▶ **REQUIRED WORK**
Without the images, output each record below as it stands.

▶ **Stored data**
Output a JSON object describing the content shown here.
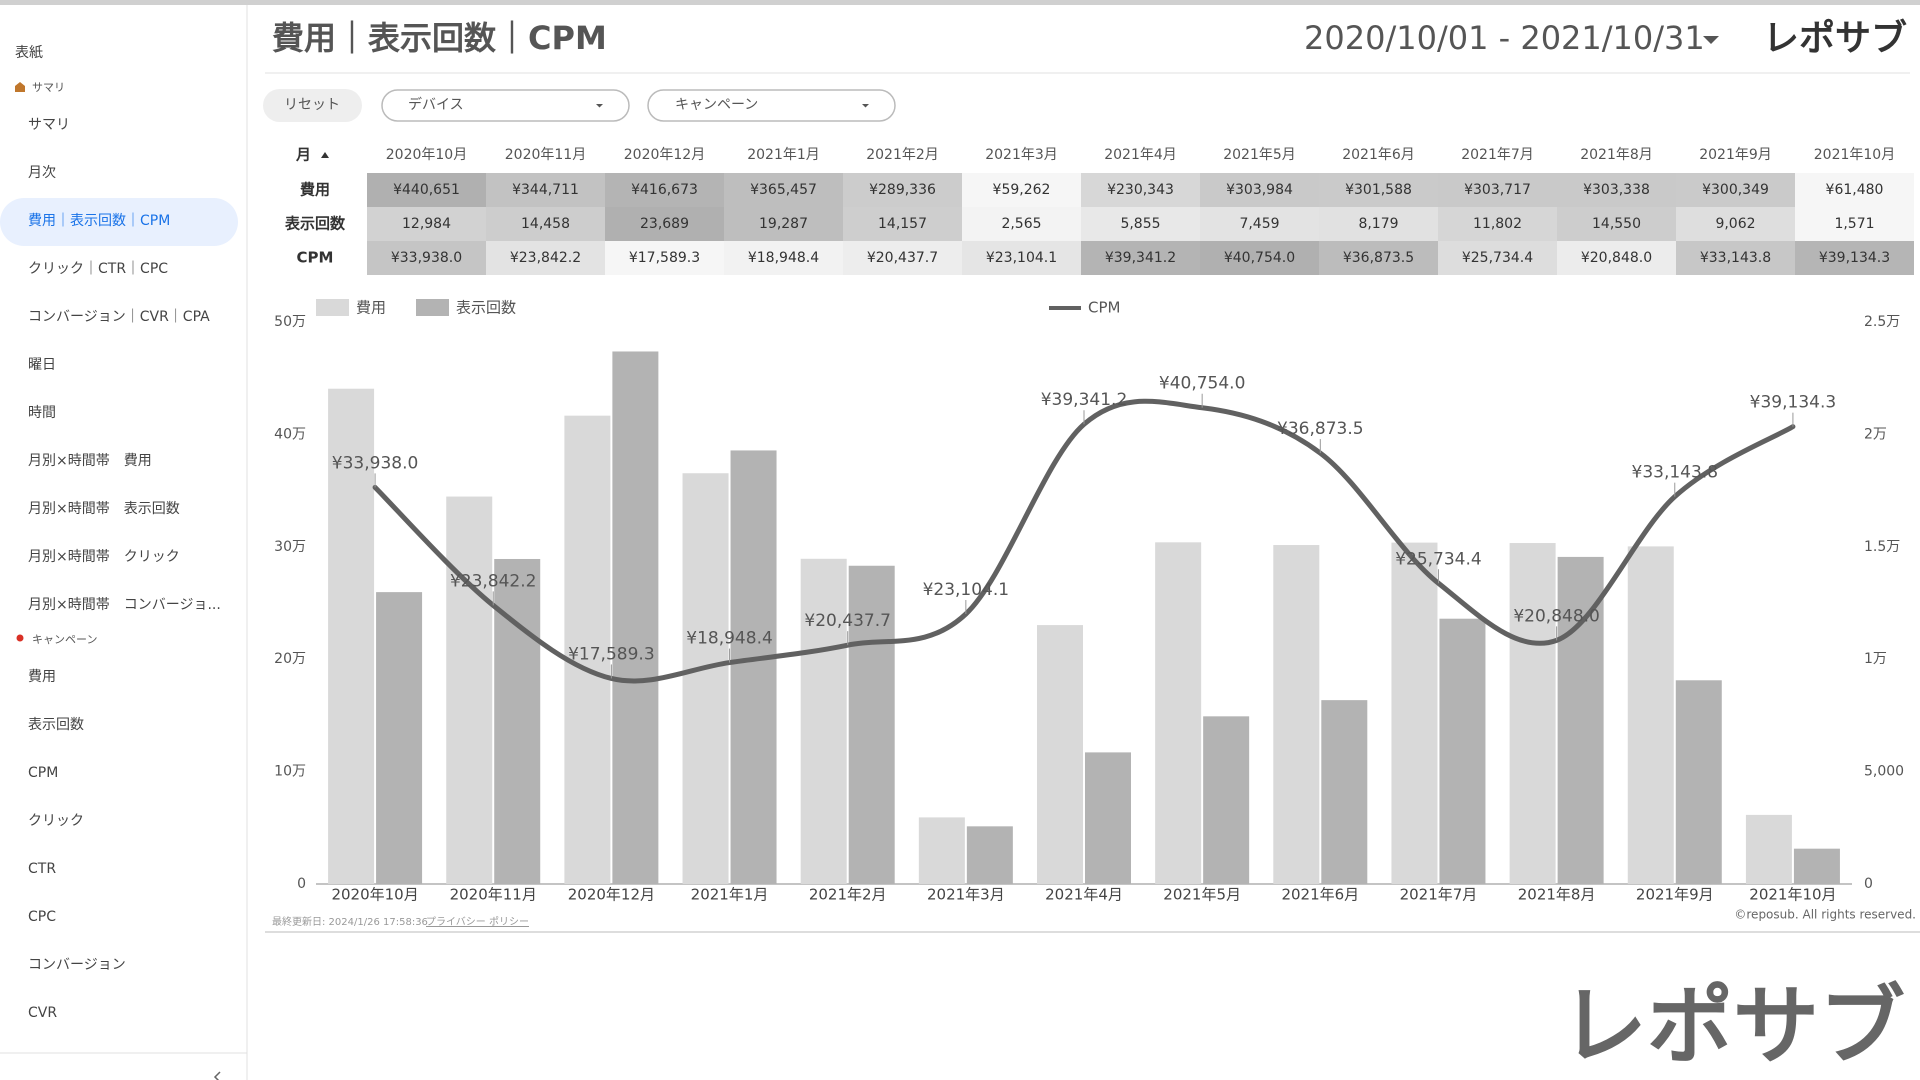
{
  "sidebar": {
    "cover": "表紙",
    "sections": [
      {
        "title": "サマリ",
        "items": [
          "サマリ",
          "月次",
          "費用｜表示回数｜CPM",
          "クリック｜CTR｜CPC",
          "コンバージョン｜CVR｜CPA",
          "曜日",
          "時間",
          "月別×時間帯　費用",
          "月別×時間帯　表示回数",
          "月別×時間帯　クリック",
          "月別×時間帯　コンバージョ..."
        ]
      },
      {
        "title": "キャンペーン",
        "items": [
          "費用",
          "表示回数",
          "CPM",
          "クリック",
          "CTR",
          "CPC",
          "コンバージョン",
          "CVR"
        ]
      }
    ]
  },
  "header": {
    "title": "費用｜表示回数｜CPM",
    "date_range": "2020/10/01 - 2021/10/31",
    "logo": "レポサブ"
  },
  "filters": [
    "リセット",
    "デバイス",
    "キャンペーン"
  ],
  "table": {
    "corner": "月"
  },
  "chart_data": {
    "type": "combo",
    "categories": [
      "2020年10月",
      "2020年11月",
      "2020年12月",
      "2021年1月",
      "2021年2月",
      "2021年3月",
      "2021年4月",
      "2021年5月",
      "2021年6月",
      "2021年7月",
      "2021年8月",
      "2021年9月",
      "2021年10月"
    ],
    "series": [
      {
        "name": "費用",
        "type": "bar",
        "color": "#d9d9d9",
        "values": [
          440651,
          344711,
          416673,
          365457,
          289336,
          59262,
          230343,
          303984,
          301588,
          303717,
          303338,
          300349,
          61480
        ],
        "value_labels": [
          "¥440,651",
          "¥344,711",
          "¥416,673",
          "¥365,457",
          "¥289,336",
          "¥59,262",
          "¥230,343",
          "¥303,984",
          "¥301,588",
          "¥303,717",
          "¥303,338",
          "¥300,349",
          "¥61,480"
        ]
      },
      {
        "name": "表示回数",
        "type": "bar",
        "axis": "y2",
        "color": "#b3b3b3",
        "values": [
          12984,
          14458,
          23689,
          19287,
          14157,
          2565,
          5855,
          7459,
          8179,
          11802,
          14550,
          9062,
          1571
        ],
        "value_labels": [
          "12,984",
          "14,458",
          "23,689",
          "19,287",
          "14,157",
          "2,565",
          "5,855",
          "7,459",
          "8,179",
          "11,802",
          "14,550",
          "9,062",
          "1,571"
        ]
      },
      {
        "name": "CPM",
        "type": "line",
        "color": "#616161",
        "values": [
          33938.0,
          23842.2,
          17589.3,
          18948.4,
          20437.7,
          23104.1,
          39341.2,
          40754.0,
          36873.5,
          25734.4,
          20848.0,
          33143.8,
          39134.3
        ],
        "value_labels": [
          "¥33,938.0",
          "¥23,842.2",
          "¥17,589.3",
          "¥18,948.4",
          "¥20,437.7",
          "¥23,104.1",
          "¥39,341.2",
          "¥40,754.0",
          "¥36,873.5",
          "¥25,734.4",
          "¥20,848.0",
          "¥33,143.8",
          "¥39,134.3"
        ]
      }
    ],
    "ylim": [
      0,
      500000
    ],
    "yticks": [
      0,
      {
        "value": 100000,
        "label": "10万"
      },
      {
        "value": 200000,
        "label": "20万"
      },
      {
        "value": 300000,
        "label": "30万"
      },
      {
        "value": 400000,
        "label": "40万"
      },
      {
        "value": 500000,
        "label": "50万"
      }
    ],
    "y2lim": [
      0,
      25000
    ],
    "y2ticks": [
      0,
      {
        "value": 5000,
        "label": "5,000"
      },
      {
        "value": 10000,
        "label": "1万"
      },
      {
        "value": 15000,
        "label": "1.5万"
      },
      {
        "value": 20000,
        "label": "2万"
      },
      {
        "value": 25000,
        "label": "2.5万"
      }
    ],
    "grid": false,
    "legend": "top"
  },
  "footer": {
    "updated": "最終更新日: 2024/1/26 17:58:36",
    "privacy": "プライバシー ポリシー",
    "copyright": "©reposub. All rights reserved.",
    "watermark_logo": "レポサブ"
  }
}
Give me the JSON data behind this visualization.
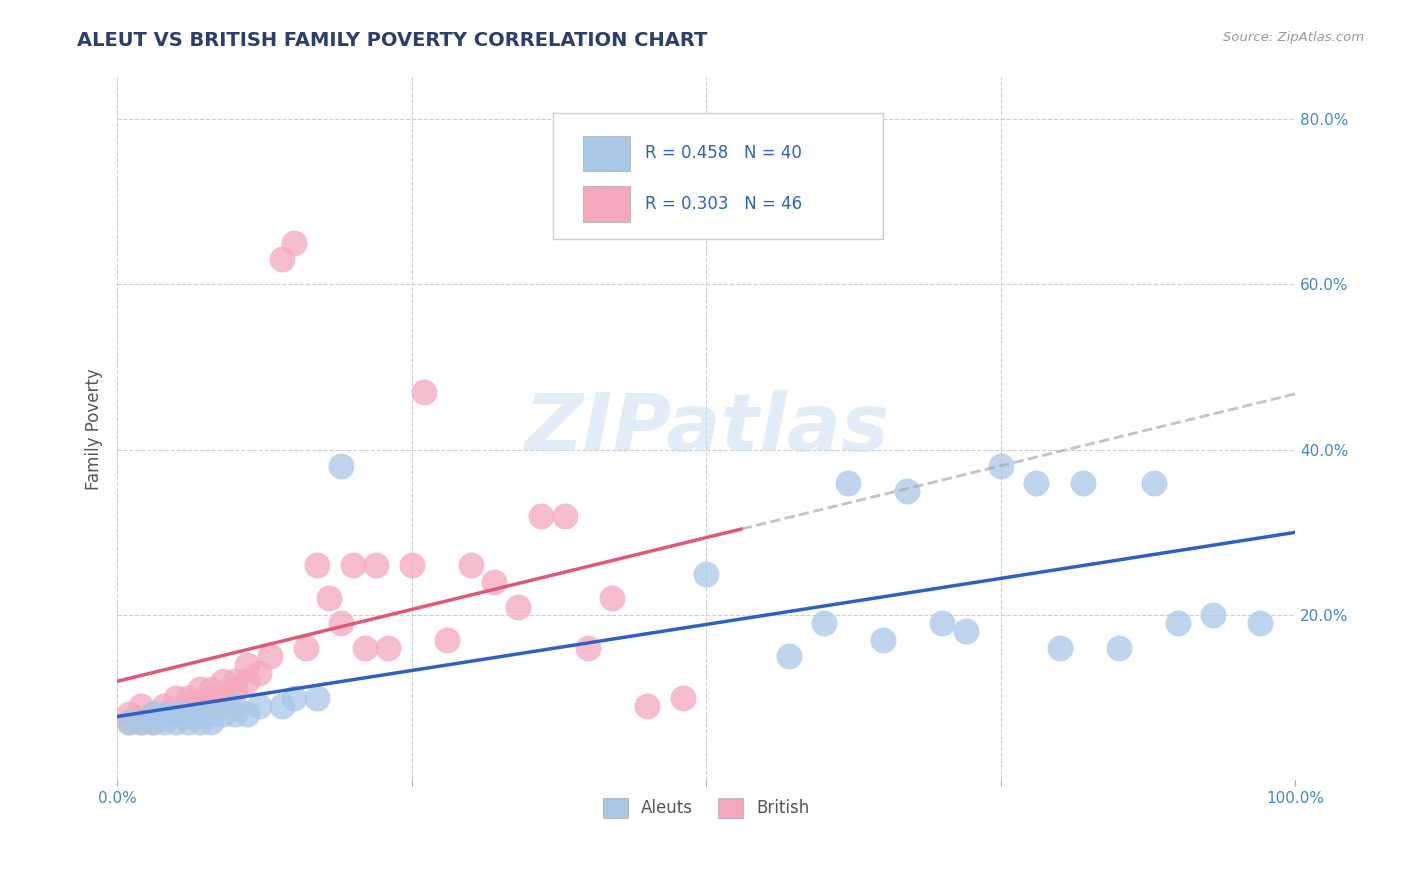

▶ **REPLY TO THE EXERCISE**
Output a JSON object describing the content shown here.
{
  "sidebar": {
    "cover": "表紙",
    "sections": [
      {
        "title": "サマリ",
        "items": [
          "サマリ",
          "月次",
          "費用｜表示回数｜CPM",
          "クリック｜CTR｜CPC",
          "コンバージョン｜CVR｜CPA",
          "曜日",
          "時間",
          "月別×時間帯　費用",
          "月別×時間帯　表示回数",
          "月別×時間帯　クリック",
          "月別×時間帯　コンバージョ..."
        ]
      },
      {
        "title": "キャンペーン",
        "items": [
          "費用",
          "表示回数",
          "CPM",
          "クリック",
          "CTR",
          "CPC",
          "コンバージョン",
          "CVR"
        ]
      }
    ]
  },
  "header": {
    "title": "費用｜表示回数｜CPM",
    "date_range": "2020/10/01 - 2021/10/31",
    "logo": "レポサブ"
  },
  "filters": [
    "リセット",
    "デバイス",
    "キャンペーン"
  ],
  "table": {
    "corner": "月"
  },
  "chart_data": {
    "type": "combo",
    "categories": [
      "2020年10月",
      "2020年11月",
      "2020年12月",
      "2021年1月",
      "2021年2月",
      "2021年3月",
      "2021年4月",
      "2021年5月",
      "2021年6月",
      "2021年7月",
      "2021年8月",
      "2021年9月",
      "2021年10月"
    ],
    "series": [
      {
        "name": "費用",
        "type": "bar",
        "color": "#d9d9d9",
        "values": [
          440651,
          344711,
          416673,
          365457,
          289336,
          59262,
          230343,
          303984,
          301588,
          303717,
          303338,
          300349,
          61480
        ],
        "value_labels": [
          "¥440,651",
          "¥344,711",
          "¥416,673",
          "¥365,457",
          "¥289,336",
          "¥59,262",
          "¥230,343",
          "¥303,984",
          "¥301,588",
          "¥303,717",
          "¥303,338",
          "¥300,349",
          "¥61,480"
        ]
      },
      {
        "name": "表示回数",
        "type": "bar",
        "axis": "y2",
        "color": "#b3b3b3",
        "values": [
          12984,
          14458,
          23689,
          19287,
          14157,
          2565,
          5855,
          7459,
          8179,
          11802,
          14550,
          9062,
          1571
        ],
        "value_labels": [
          "12,984",
          "14,458",
          "23,689",
          "19,287",
          "14,157",
          "2,565",
          "5,855",
          "7,459",
          "8,179",
          "11,802",
          "14,550",
          "9,062",
          "1,571"
        ]
      },
      {
        "name": "CPM",
        "type": "line",
        "color": "#616161",
        "values": [
          33938.0,
          23842.2,
          17589.3,
          18948.4,
          20437.7,
          23104.1,
          39341.2,
          40754.0,
          36873.5,
          25734.4,
          20848.0,
          33143.8,
          39134.3
        ],
        "value_labels": [
          "¥33,938.0",
          "¥23,842.2",
          "¥17,589.3",
          "¥18,948.4",
          "¥20,437.7",
          "¥23,104.1",
          "¥39,341.2",
          "¥40,754.0",
          "¥36,873.5",
          "¥25,734.4",
          "¥20,848.0",
          "¥33,143.8",
          "¥39,134.3"
        ]
      }
    ],
    "ylim": [
      0,
      500000
    ],
    "yticks": [
      0,
      {
        "value": 100000,
        "label": "10万"
      },
      {
        "value": 200000,
        "label": "20万"
      },
      {
        "value": 300000,
        "label": "30万"
      },
      {
        "value": 400000,
        "label": "40万"
      },
      {
        "value": 500000,
        "label": "50万"
      }
    ],
    "y2lim": [
      0,
      25000
    ],
    "y2ticks": [
      0,
      {
        "value": 5000,
        "label": "5,000"
      },
      {
        "value": 10000,
        "label": "1万"
      },
      {
        "value": 15000,
        "label": "1.5万"
      },
      {
        "value": 20000,
        "label": "2万"
      },
      {
        "value": 25000,
        "label": "2.5万"
      }
    ],
    "grid": false,
    "legend": "top"
  },
  "footer": {
    "updated": "最終更新日: 2024/1/26 17:58:36",
    "privacy": "プライバシー ポリシー",
    "copyright": "©reposub. All rights reserved.",
    "watermark_logo": "レポサブ"
  }
}
Give me the JSON data behind this visualization.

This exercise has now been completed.